(Source data)

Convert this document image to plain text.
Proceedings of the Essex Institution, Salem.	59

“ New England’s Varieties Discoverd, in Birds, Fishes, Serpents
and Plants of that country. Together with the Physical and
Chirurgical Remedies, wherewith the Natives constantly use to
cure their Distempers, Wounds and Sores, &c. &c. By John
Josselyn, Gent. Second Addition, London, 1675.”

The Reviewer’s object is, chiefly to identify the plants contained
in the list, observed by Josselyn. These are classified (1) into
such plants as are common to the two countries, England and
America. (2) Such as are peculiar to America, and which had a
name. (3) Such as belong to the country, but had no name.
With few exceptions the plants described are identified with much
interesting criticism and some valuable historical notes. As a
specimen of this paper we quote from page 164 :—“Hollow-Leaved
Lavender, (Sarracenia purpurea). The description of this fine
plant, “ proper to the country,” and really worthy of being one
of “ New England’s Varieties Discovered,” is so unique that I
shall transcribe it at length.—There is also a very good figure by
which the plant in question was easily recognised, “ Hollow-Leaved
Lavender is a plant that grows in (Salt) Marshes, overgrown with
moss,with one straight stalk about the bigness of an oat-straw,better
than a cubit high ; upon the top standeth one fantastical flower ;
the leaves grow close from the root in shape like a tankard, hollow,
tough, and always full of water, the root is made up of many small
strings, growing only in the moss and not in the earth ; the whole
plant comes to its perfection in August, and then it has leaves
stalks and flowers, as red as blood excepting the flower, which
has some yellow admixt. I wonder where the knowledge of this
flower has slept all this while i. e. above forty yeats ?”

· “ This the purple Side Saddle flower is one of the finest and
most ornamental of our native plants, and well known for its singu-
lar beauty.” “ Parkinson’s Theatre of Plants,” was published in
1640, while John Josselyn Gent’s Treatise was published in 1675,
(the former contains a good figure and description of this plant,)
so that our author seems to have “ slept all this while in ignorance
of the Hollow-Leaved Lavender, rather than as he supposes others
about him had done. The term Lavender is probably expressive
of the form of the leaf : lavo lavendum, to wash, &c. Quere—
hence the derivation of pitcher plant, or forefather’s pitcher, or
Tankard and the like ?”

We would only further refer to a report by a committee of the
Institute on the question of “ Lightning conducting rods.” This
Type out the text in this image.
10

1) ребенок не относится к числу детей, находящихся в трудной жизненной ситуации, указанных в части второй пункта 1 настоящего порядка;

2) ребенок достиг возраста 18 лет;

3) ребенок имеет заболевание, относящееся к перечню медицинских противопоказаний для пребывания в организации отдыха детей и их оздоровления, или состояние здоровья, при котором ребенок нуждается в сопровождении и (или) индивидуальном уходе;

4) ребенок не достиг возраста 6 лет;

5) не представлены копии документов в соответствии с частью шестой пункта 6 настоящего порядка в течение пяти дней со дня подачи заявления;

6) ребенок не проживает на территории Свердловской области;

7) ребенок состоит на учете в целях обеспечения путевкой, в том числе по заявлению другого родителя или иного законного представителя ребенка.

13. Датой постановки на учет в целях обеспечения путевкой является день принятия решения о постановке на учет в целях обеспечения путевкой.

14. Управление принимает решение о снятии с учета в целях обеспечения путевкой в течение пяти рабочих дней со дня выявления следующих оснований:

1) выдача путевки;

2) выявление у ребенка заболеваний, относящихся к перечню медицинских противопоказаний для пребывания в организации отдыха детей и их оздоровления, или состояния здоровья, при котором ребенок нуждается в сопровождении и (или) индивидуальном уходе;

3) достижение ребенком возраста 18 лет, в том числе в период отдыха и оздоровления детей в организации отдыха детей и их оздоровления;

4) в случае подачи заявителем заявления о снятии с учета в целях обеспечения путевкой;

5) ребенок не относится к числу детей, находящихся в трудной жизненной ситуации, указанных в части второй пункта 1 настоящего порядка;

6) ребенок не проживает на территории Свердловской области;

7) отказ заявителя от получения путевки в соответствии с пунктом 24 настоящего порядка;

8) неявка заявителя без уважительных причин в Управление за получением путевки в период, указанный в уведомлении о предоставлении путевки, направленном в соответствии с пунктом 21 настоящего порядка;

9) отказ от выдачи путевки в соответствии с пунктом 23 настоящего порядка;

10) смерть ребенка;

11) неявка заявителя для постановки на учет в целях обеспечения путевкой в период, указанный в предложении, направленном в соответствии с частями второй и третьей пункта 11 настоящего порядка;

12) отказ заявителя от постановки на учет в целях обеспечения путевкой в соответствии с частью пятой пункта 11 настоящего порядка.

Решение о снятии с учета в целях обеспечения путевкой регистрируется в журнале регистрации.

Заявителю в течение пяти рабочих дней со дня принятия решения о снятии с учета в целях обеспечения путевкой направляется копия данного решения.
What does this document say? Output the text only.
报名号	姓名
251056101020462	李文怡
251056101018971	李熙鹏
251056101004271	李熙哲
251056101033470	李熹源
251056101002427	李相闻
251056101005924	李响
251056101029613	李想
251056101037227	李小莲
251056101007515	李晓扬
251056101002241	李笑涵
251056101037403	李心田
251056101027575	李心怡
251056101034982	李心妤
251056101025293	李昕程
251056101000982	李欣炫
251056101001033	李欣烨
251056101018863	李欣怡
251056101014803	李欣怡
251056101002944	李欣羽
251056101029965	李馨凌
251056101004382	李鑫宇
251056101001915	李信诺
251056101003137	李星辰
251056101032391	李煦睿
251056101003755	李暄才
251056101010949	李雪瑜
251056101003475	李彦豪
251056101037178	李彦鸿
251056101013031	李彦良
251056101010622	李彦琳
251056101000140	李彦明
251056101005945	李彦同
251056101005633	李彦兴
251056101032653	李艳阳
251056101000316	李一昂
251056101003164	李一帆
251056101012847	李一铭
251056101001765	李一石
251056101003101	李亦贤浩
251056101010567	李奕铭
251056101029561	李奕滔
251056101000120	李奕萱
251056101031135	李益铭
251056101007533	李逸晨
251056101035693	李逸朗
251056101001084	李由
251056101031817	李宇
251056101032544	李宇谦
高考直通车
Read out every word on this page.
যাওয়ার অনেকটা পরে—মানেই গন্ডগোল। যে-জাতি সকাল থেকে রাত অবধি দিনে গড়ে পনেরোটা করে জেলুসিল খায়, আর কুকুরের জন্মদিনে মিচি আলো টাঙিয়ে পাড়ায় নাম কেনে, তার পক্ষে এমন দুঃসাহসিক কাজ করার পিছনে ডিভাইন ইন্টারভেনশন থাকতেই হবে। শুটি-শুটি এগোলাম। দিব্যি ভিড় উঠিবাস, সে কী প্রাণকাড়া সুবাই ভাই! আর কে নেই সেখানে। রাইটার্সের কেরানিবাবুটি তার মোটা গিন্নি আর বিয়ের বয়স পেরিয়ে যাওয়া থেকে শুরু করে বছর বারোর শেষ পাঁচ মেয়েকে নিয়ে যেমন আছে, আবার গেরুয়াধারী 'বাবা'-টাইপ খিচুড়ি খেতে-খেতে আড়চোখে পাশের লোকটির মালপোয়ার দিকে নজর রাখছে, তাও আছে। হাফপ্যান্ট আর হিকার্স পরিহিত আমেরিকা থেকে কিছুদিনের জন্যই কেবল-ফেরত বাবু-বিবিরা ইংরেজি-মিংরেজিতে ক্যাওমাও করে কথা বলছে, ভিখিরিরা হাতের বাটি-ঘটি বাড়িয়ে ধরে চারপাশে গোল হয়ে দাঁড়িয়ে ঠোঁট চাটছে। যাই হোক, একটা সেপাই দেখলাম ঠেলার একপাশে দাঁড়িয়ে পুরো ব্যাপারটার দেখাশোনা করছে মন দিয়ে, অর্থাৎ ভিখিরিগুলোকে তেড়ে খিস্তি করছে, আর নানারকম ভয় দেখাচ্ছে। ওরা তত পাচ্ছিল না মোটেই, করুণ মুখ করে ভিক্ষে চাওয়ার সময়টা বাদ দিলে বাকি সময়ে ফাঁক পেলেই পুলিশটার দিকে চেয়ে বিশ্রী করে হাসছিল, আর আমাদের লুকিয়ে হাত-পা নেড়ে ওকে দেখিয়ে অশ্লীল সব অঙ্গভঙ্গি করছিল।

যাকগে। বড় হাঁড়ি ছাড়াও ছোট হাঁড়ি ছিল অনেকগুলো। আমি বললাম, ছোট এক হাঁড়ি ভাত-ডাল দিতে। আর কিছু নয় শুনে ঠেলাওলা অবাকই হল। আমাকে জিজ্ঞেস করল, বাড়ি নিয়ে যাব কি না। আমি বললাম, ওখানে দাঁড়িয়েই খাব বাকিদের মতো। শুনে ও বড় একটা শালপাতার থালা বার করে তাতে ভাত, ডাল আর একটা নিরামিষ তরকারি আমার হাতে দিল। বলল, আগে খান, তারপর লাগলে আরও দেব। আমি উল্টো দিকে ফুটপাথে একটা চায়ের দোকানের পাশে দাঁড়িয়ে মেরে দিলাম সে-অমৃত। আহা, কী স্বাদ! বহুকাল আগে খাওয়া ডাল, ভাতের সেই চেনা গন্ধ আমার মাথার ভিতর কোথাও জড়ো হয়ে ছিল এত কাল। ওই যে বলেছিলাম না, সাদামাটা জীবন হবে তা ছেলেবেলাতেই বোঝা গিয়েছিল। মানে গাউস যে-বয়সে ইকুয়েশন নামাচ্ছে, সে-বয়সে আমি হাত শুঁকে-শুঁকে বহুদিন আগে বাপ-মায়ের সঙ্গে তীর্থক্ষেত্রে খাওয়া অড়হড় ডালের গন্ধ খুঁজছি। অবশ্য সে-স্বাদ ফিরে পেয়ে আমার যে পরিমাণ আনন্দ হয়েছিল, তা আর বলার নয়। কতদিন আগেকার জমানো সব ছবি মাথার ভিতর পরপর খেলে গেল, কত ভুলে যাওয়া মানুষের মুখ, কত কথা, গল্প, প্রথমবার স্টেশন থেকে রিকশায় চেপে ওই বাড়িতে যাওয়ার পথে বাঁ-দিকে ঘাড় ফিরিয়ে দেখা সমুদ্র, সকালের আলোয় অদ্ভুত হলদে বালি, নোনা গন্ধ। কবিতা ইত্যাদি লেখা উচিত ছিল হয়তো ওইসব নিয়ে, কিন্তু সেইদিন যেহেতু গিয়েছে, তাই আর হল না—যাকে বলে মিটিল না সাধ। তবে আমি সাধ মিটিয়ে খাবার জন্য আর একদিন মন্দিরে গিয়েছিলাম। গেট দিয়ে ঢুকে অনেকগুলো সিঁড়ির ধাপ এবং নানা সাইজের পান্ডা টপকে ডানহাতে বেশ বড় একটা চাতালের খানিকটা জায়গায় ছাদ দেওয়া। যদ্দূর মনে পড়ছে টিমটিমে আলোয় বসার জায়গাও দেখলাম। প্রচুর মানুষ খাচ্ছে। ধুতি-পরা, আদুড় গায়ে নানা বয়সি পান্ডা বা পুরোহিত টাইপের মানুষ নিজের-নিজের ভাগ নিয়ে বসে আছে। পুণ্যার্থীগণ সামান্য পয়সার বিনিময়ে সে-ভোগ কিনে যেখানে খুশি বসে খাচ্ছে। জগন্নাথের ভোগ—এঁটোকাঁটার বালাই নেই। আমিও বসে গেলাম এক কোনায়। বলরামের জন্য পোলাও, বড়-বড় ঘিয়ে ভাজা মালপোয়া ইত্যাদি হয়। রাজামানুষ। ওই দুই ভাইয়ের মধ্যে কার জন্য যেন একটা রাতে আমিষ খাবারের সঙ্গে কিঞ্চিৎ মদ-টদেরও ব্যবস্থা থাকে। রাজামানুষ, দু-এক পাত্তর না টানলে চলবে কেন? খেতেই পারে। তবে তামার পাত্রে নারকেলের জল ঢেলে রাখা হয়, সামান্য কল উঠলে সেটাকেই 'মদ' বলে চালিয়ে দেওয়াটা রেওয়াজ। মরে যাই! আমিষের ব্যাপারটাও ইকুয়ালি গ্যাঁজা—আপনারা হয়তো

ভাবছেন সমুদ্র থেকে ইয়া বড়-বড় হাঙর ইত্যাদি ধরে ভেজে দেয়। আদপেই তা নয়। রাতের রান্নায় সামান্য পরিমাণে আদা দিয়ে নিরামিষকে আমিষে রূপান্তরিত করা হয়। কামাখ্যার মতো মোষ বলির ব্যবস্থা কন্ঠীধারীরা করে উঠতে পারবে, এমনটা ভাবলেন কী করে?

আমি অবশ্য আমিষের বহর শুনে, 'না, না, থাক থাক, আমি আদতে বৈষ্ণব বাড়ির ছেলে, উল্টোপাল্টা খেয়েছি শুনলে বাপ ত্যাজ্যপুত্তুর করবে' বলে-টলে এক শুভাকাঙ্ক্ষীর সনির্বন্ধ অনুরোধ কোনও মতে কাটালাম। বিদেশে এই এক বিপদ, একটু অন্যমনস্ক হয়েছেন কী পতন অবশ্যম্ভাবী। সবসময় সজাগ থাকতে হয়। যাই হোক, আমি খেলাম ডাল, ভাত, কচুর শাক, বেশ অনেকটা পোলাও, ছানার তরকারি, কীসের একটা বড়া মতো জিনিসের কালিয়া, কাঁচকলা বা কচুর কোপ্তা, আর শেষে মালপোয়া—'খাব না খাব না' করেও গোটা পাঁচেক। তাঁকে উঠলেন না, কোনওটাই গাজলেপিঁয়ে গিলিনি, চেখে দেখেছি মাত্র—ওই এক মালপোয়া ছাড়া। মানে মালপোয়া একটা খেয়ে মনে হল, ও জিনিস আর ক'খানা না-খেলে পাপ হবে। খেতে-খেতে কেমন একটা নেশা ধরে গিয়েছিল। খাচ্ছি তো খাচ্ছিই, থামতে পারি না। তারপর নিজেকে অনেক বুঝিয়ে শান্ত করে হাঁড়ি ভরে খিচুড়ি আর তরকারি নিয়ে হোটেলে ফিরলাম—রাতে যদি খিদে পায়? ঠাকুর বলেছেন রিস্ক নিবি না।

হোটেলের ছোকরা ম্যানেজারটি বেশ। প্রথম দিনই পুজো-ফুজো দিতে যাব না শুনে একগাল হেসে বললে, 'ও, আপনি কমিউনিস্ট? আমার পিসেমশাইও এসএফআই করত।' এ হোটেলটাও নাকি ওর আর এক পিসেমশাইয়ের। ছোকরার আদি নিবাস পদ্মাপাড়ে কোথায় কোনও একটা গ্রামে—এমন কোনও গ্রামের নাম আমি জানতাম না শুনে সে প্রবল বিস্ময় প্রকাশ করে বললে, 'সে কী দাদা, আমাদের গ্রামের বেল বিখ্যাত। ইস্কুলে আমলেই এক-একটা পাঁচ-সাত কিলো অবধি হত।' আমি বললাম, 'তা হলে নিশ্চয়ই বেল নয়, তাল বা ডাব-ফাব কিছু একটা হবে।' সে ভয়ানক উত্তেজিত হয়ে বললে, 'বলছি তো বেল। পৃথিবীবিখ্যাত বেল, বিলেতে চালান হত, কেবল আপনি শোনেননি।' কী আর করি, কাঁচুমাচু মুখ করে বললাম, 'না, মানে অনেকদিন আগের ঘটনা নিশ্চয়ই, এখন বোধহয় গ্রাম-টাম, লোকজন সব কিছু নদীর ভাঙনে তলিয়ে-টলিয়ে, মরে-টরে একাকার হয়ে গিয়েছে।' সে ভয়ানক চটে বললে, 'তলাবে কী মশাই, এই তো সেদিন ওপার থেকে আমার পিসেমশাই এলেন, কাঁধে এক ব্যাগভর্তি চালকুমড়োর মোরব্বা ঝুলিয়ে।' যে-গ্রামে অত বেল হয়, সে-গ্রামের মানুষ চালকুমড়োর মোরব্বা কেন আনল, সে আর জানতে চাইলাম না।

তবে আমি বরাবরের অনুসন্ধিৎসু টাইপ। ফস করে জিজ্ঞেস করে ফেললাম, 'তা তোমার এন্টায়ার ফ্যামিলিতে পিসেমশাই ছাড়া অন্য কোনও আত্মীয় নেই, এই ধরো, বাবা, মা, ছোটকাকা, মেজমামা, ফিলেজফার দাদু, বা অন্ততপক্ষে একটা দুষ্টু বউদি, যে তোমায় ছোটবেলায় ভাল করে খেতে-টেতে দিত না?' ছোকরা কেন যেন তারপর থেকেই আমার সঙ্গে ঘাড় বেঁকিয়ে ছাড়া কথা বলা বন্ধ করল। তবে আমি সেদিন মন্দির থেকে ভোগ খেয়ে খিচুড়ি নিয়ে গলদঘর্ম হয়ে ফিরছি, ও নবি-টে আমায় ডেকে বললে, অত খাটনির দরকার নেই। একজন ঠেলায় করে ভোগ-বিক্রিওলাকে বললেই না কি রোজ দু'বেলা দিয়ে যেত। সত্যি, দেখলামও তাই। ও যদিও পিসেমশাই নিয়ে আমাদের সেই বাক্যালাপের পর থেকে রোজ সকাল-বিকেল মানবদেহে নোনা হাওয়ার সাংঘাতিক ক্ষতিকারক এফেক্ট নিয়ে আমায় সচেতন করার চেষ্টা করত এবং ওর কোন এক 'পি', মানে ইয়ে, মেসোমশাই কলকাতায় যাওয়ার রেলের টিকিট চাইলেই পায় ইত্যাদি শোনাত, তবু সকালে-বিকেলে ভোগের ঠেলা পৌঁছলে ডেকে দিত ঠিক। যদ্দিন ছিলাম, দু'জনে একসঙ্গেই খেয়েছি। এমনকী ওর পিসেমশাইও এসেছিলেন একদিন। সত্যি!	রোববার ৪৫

What this task involves: Copy every line that includes the string "решения" from the material above.

Written response:
13. Датой постановки на учет в целях обеспечения путевкой является день принятия решения о постановке на учет в целях обеспечения путевкой.
Заявителю в течение пяти рабочих дней со дня принятия решения о снятии с учета в целях обеспечения путевкой направляется копия данного решения.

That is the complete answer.